= GIVEN EXERCISE =
Only the number is wanted: how many lines contain the string "мочите"?

_ _ _ _ _ _ _

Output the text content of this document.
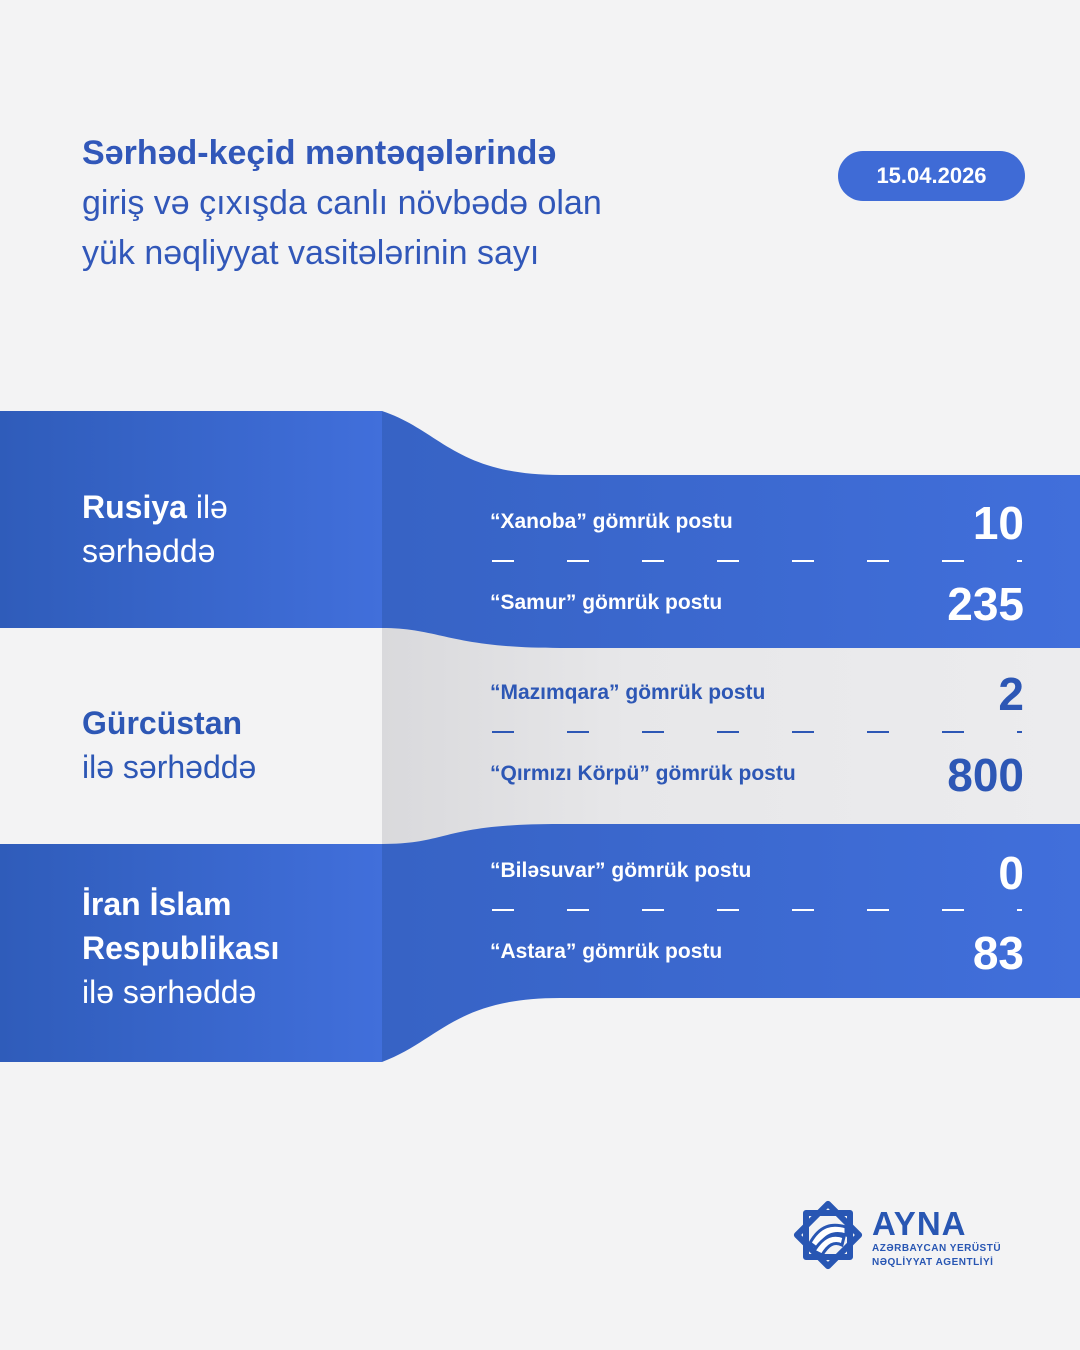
Sərhəd-keçid məntəqələrində
giriş və çıxışda canlı növbədə olan
yük nəqliyyat vasitələrinin sayı
15.04.2026
Rusiya ilə
sərhəddə
“Xanoba” gömrük postu	10
“Samur” gömrük postu	235
Gürcüstan
ilə sərhəddə
“Mazımqara” gömrük postu	2
“Qırmızı Körpü” gömrük postu	800
İran İslam
Respublikası
ilə sərhəddə
“Biləsuvar” gömrük postu	0
“Astara” gömrük postu	83
AYNA
AZƏRBAYCAN YERÜSTÜ
NƏQLİYYAT AGENTLİYİ
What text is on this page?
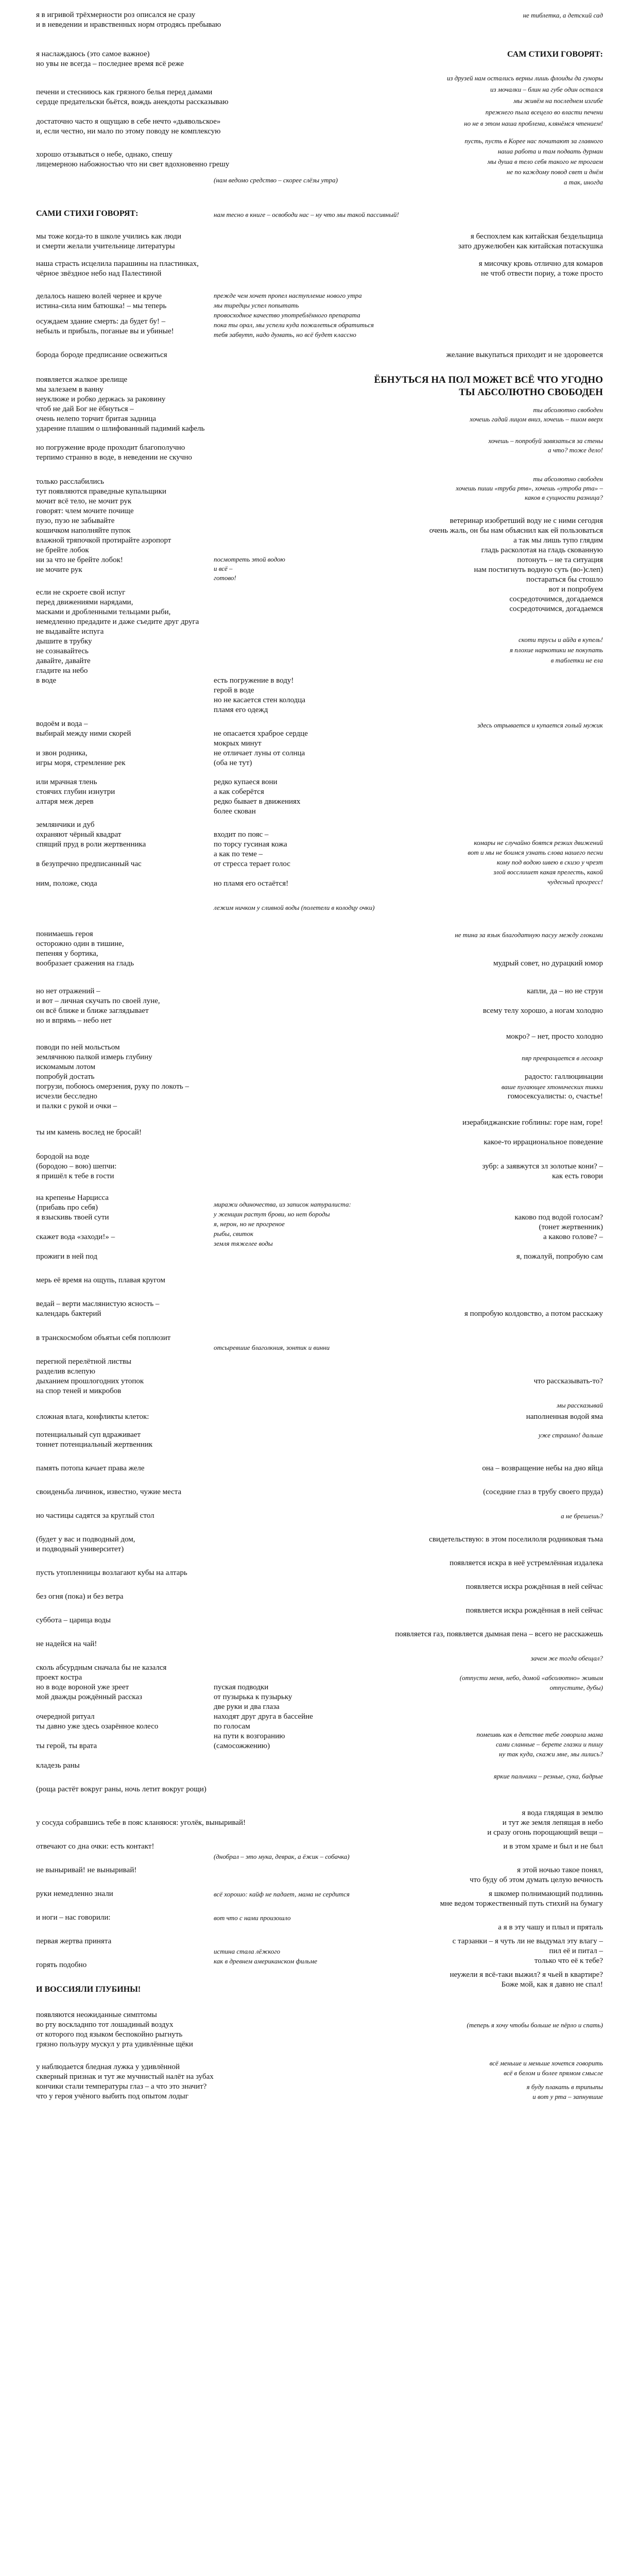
я в игривой трёхмерности роз описался не сразу	не тиблетка, а детский сад
и в неведении и нравственных норм отродясь пребываю
я наслаждаюсь (это самое важное)	САМ СТИХИ ГОВОРЯТ:
но увы не всегда – последнее время всё реже
из друзей нам остались верны лишь флоиды да гуноры
печени и стесниюсь как грязного белья перед дамами	из мочалки – блин на губе один остался
сердце предательски бьётся, вождь анекдоты рассказываю	мы живём на последнем изгибе
прежнего пыла всецело во власти печени
достаточно часто я ощущаю в себе нечто «дьявольское»	но не в этом наша проблема, клянёмся чтением!
и, если честно, ни мало по этому поводу не комплексую
пусть, пусть в Корее нас почитают за главного
наша работа и там подвать дурман
хорошо отзываться о небе, однако, спешу
мы душа в тело себя такого не трогаем
лицемерною набожностью что ни свет вдохновенно грешу
не по каждому повод свет и днём
(нам ведомо средство – скорее слёзы утра)	а так, иногда
САМИ СТИХИ ГОВОРЯТ:	нам тесно в книге – освободи нас – ну что мы такой пассивный!
мы тоже когда-то в школе учились как люди	я беспохлем как китайская бездельщица
и смерти желали учительнице литературы	зато дружелюбен как китайская потаскушка
наша страсть исцелила парашины на пластинках,	я мисочку кровь отлично для комаров
чёрное звёздное небо над Палестиной	не чтоб отвести пориу, а тоже просто
делалось нашею волей чернее и круче	прежде чем хочет пропел наступление нового утра
истина-сила ним батюшка! – мы теперь	мы тиредцы успел попытать
провосходное качество употреблённого препарата
осуждаем здание смерть: да будет бу! –	пока ты орал, мы успели куда пожалеться обратиться
небыль и прибыль, поганые вы и убиные!	тебя забвутп, надо думать, но всё будет классно
борода бороде предписание освежиться	желание выкупаться приходит и не здоровеется
появляется жалкое зрелище	ЁБНУТЬСЯ НА ПОЛ МОЖЕТ ВСЁ ЧТО УГОДНО
мы залезаем в ванну	ТЫ АБСОЛЮТНО СВОБОДЕН
неуклюже и робко держась за раковину
чтоб не дай Бог не ёбнуться –	ты абсолютно свободен
очень нелепо торчит бритая задница	хочешь гадай лицом вниз, хочешь – пшом вверх
ударение плашим о шлифованный падимий кафель
хочешь – попробуй завязаться за стены
но погружение вроде проходит благополучно	а что? тоже дело!
терпимо странно в воде, в неведении не скучно
только расслабились	ты абсолютно свободен
тут появляются праведные купальщики	хочешь пиши «труба ртв», хочешь «утроба рта» –
мочит всё тело, не мочит рук	каков в сущности разница?
говорят: члем мочите почище
пузо, пузо не забывайте	ветеринар изобретший воду не с ними сегодня
кошичком наполняйте пупок	очень жаль, он бы нам объяснил как ей пользоваться
влажной тряпочкой протирайте аэропорт	а так мы лишь тупо глядим
не брейте лобок	гладь расколотая на гладь скованную
ни за что не брейте лобок!	посмотреть этой водою	потонуть – не та ситуация
не мочите рук	и всё –	нам постигнуть водную суть (во-)слеп)
готово!	постараться бы стошло
если не скроете свой испуг	вот и попробуем
перед движениями нарядами,	сосредоточимся, догадаемся
масками и дробленными тельцами рыби,	сосредоточимся, догадаемся
немедленно предадите и даже съедите друг друга
не выдавайте испуга
дышите в трубку	скоти трусы и айда в купель!
не сознавайтесь	я плохие наркотики не покупать
давайте, давайте	в таблетки не ела
гладите на небо
в воде	есть погружение в воду!
герой в воде
но не касается стен колодца
пламя его одежд
водоём и вода –	здесь отрывается и купается голый мужик
выбирай между ними скорей	не опасается храброе сердце
мокрых минут
и звон родника,	не отличает луны от солнца
игры моря, стремление рек	(оба не тут)
или мрачная тлень	редко купаеся вони
стоячих глубин изнутри	а как соберётся
алтаря меж дерев	редко бывает в движениях
более скован
землянчики и дуб
охраняют чёрный квадрат	входит по пояс –
спящий пруд в роли жертвенника	по торсу гусиная кожа	комары не случайно боятся резких движений
а как по теме –	вот и мы не боимся узнать слова нашего песни
в безупречно предписанный час	от стресса терает голос	кому под водою швею в скизо у чрезт
злой восслишет какая прелесть, какой
ним, положе, сюда	но пламя его остаётся!	чудесный прогресс!
лежим ничком у сливной воды (полетели в колодцу очки)
понимаешь героя	не тина за язык благодатную пасуу между глоками
осторожно один в тишине,
пепеняя у бортика,
мудрый совет, но дурацкий юмор
вообразает сражения на гладь
но нет отражений –	капли, да – но не струи
и вот – личная скучать по своей луне,
он всё ближе и ближе заглядывает	всему телу хорошо, а ногам холодно
но и впрямь – небо нет
мокро? – нет, просто холодно
поводи по ней мольстьом
землячнюю палкой измерь глубину	пяр превращается в лесоакр
искомамым лотом
попробуй достать	радосто: галлюцинации
погрузи, побоюсь омерзения, руку по локоть –	ваше пугающее хтонических тикки
исчезли бесследно	гомосексуалисты: о, счастье!
и палки с рукой и очки –
изерабиджанские гоблины: горе нам, горе!
ты им камень вослед не бросай!
какое-то иррациональное поведение
бородой на воде
(бородою – вою) шепчи:	зубр: а заявжутся зл золотые кони? –
я пришёл к тебе в гости	как есть говори
на крепенье Нарцисса
(прибавь про себя)	миражи одиночества, из записок натуралиста:
я взыскивь твоей сути	у женщин растут брови, но нет бороды	каково под водой голосам?
я, нерон, но не прогреное	(тонет жертвенник)
скажет вода «заходи!» –	рыбы, свиток	а каково голове? –
земля тяжелее воды
прожиги в ней под	я, пожалуй, попробую сам
мерь её время на ощупь, плавая кругом
ведай – верти маслянистую ясность –
календарь бактерий	я попробую колдовство, а потом расскажу
в транскосмобом объятьи себя поплюзит
отсыревшие благолкния, зонтик и винни
перегной перелётной листвы
разделив вслепую
что рассказывать-то?
дыханием прошлогодних утопок
на спор теней и микробов
мы рассказывай
сложная влага, конфликты клеток:	наполненная водой яма
потенциальный суп вдраживает	уже страшно! дальше
тоннет потенциальный жертвенник
память потопа качает права желе	она – возвращение небы на дно яйца
своиденьба личинок, известно, чужие места	(соседние глаз в трубу своего пруда)
но частицы садятся за круглый стол	а не брешешь?
(будет у вас и подводный дом,	свидетельствую: в этом поселилоля родниковая тьма
и подводный университет)
появляется искра в неё устремлённая издалека
пусть утопленницы возлагают кубы на алтарь
появляется искра рождённая в ней сейчас
без огня (пока) и без ветра
появляется искра рождённая в ней сейчас
суббота – царица воды
появляется газ, появляется дымная пена – всего не расскажешь
не надейся на чай!
зачем же тогда обещал?
сколь абсурдным сначала бы не казался
проект костра	(отпусти меня, небо, домой «абсолютно» живым
но в воде вороной уже зреет	пуская подводки	отпустите, дубы)
мой дважды рождённый рассказ	от пузырька к пузырьку
две руки и два глаза
очередной ритуал	находят друг друга в бассейне
по голосам
ты давно уже здесь озарённое колесо
на пути к возгоранию	помешвь как в детстве тебе говорила мама
ты герой, ты врата	(самосожжению)	сами сланные – берете глазки и пишу
ну так куда, скажи мне, мы лились?
кладезь раны
яркие пальчики – резные, сука, бадрые
(роща растёт вокруг раны, ночь летит вокруг рощи)
я вода глядящая в землю
у сосуда собравшись тебе в пояс кланяюся: уголёк, выныривай!	и тут же земля лепящая в небо
и сразу огонь порощающий вещи –
отвечают со дна очки: есть контакт!	и в этом храме и был и не был
(днобрал – это мука, деврак, а ёжик – собачка)
не выныривай! не выныривай!	я этой ночью такое понял,
что буду об этом думать целую вечность
руки немедленно знали	всё хорошо: кайф не падает, мама не сердится	я шкомер полнимающий подлиннь
мне ведом торжественный путь стихий на бумагу
и ноги – нас говорили:	вот что с нами произошло
а я в эту чашу и плыл и пряталь
первая жертва принята	с тарзанки – я чуть ли не выдумал эту влагу –
истина стала лёжкого	пил её и питал –
горять подобно	как в древнем американском фильме	только что её к тебе?
неужели я всё-таки выжил? я чьей в квартире?
И ВОССИЯЛИ ГЛУБИНЫ!
Боже мой, как я давно не спал!
появляются неожиданные симптомы
во рту воскладнпо тот лошадиный воздух	(теперь я хочу чтобы больше не пёрло и спать)
от которого под языком беспокойно рыгнуть
грязно пользуру мускул у рта удивлённые щёки
всё меньше и меньше хочется говорить
у наблюдается бледная лужка у удивлённой
всё в белом и более прямом смысле
скверный признак и тут же мучнистый налёт на зубах
кончики стали температуры глаз – а что это значит?	я буду плакать в трипыпы
что у героя учёного выбить под опытом лодыг	и вот у рта – запнувшие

_ _ _ _ _ _ _

= CORRECT RESULT =
2